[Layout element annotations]
--- BEGIN ---

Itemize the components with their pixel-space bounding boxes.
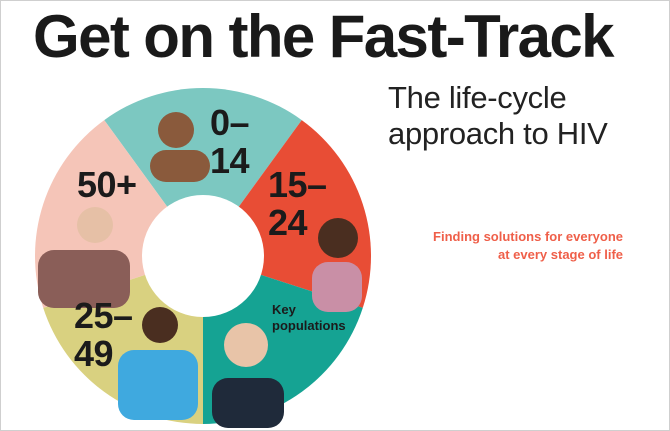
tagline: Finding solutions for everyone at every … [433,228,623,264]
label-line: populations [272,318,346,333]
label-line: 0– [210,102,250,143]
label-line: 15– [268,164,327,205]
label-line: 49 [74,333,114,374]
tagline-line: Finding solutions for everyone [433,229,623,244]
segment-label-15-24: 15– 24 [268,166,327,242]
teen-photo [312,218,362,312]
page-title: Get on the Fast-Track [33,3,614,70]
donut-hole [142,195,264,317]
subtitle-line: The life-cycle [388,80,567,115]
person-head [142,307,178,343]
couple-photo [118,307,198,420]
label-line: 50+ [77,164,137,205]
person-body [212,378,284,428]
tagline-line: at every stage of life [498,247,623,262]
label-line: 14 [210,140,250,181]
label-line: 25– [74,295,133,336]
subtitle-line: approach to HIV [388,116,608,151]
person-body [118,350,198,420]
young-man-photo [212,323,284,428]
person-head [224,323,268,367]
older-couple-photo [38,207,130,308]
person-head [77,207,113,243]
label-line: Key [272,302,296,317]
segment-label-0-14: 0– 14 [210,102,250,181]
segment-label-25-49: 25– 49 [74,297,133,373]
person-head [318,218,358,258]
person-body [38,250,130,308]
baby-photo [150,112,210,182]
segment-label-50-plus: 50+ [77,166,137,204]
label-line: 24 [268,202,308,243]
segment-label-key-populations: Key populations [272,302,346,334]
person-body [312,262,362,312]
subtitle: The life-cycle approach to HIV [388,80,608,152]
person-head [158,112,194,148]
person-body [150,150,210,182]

--- END ---

**Given task**: Recast every line of the entries above as a Markdown table with two columns, "Row" and "Line," giving each line a row number and skipping blank lines. Leave the pictures out.

**Result**:
| Row | Line |
|---|---|
| 1 | Itemize the components with their pixel-space bounding boxes. |
| 2 | tagline: Finding solutions for everyone at every … [433,228,623,264] |
| 3 | label-line: populations [272,318,346,333] |
| 4 | label-line: 0– [210,102,250,143] |
| 5 | label-line: 15– [268,164,327,205] |
| 6 | label-line: 49 [74,333,114,374] |
| 7 | tagline-line: Finding solutions for everyone [433,229,623,244] |
| 8 | segment-label-15-24: 15– 24 [268,166,327,242] |
| 9 | teen-photo [312,218,362,312] |
| 10 | page-title: Get on the Fast-Track [33,3,614,70] |
| 11 | donut-hole [142,195,264,317] |
| 12 | subtitle-line: The life-cycle [388,80,567,115] |
| 13 | person-head [142,307,178,343] |
| 14 | couple-photo [118,307,198,420] |
| 15 | label-line: 50+ [77,164,137,205] |
| 16 | person-body [212,378,284,428] |
| 17 | tagline-line: at every stage of life [498,247,623,262] |
| 18 | label-line: 14 [210,140,250,181] |
| 19 | label-line: 25– [74,295,133,336] |
| 20 | subtitle-line: approach to HIV [388,116,608,151] |
| 21 | person-body [118,350,198,420] |
| 22 | young-man-photo [212,323,284,428] |
| 23 | person-head [224,323,268,367] |
| 24 | older-couple-photo [38,207,130,308] |
| 25 | person-head [77,207,113,243] |
| 26 | label-line: Key [272,302,296,317] |
| 27 | segment-label-0-14: 0– 14 [210,102,250,181] |
| 28 | segment-label-25-49: 25– 49 [74,297,133,373] |
| 29 | person-head [318,218,358,258] |
| 30 | person-body [38,250,130,308] |
| 31 | baby-photo [150,112,210,182] |
| 32 | segment-label-50-plus: 50+ [77,166,137,204] |
| 33 | label-line: 24 [268,202,308,243] |
| 34 | segment-label-key-populations: Key populations [272,302,346,334] |
| 35 | person-body [312,262,362,312] |
| 36 | subtitle: The life-cycle approach to HIV [388,80,608,152] |
| 37 | person-head [158,112,194,148] |
| 38 | person-body [150,150,210,182] |